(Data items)
## Begin

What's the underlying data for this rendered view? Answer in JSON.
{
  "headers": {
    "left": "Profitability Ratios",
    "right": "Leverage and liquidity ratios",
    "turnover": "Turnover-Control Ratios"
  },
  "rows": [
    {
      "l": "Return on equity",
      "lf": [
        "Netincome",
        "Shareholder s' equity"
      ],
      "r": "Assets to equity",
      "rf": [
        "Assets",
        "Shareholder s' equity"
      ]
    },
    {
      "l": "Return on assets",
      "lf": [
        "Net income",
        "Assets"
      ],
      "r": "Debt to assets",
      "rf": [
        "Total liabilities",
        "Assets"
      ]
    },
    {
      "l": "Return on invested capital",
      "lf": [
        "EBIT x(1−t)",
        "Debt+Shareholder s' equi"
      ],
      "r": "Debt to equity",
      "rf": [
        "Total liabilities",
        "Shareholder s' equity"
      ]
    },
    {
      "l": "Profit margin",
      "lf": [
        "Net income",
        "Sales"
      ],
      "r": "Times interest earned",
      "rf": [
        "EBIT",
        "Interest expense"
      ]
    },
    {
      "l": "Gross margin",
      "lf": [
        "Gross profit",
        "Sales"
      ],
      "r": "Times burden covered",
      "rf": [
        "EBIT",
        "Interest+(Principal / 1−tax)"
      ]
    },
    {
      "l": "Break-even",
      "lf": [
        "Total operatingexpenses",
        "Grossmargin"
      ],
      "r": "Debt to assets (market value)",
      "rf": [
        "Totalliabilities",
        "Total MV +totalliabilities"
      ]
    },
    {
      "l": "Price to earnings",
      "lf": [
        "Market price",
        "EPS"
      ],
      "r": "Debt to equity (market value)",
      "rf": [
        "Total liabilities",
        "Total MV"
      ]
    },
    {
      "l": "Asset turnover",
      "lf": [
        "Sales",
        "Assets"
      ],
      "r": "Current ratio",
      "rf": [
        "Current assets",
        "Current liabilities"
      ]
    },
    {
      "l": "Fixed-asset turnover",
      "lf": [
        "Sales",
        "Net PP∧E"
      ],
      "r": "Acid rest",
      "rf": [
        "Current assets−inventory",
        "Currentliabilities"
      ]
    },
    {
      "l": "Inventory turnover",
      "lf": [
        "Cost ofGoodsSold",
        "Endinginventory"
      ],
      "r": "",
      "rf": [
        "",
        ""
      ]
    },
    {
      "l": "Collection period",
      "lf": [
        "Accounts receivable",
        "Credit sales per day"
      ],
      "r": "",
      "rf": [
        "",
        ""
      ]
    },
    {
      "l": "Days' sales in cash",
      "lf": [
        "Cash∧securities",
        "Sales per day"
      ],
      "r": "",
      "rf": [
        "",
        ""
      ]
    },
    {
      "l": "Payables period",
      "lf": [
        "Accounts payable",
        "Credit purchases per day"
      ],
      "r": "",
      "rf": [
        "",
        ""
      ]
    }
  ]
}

## End

### AIM
How many lines of the data hold the string "Credit"? Reply with the number alone.

### COMPLETE ANSWER
2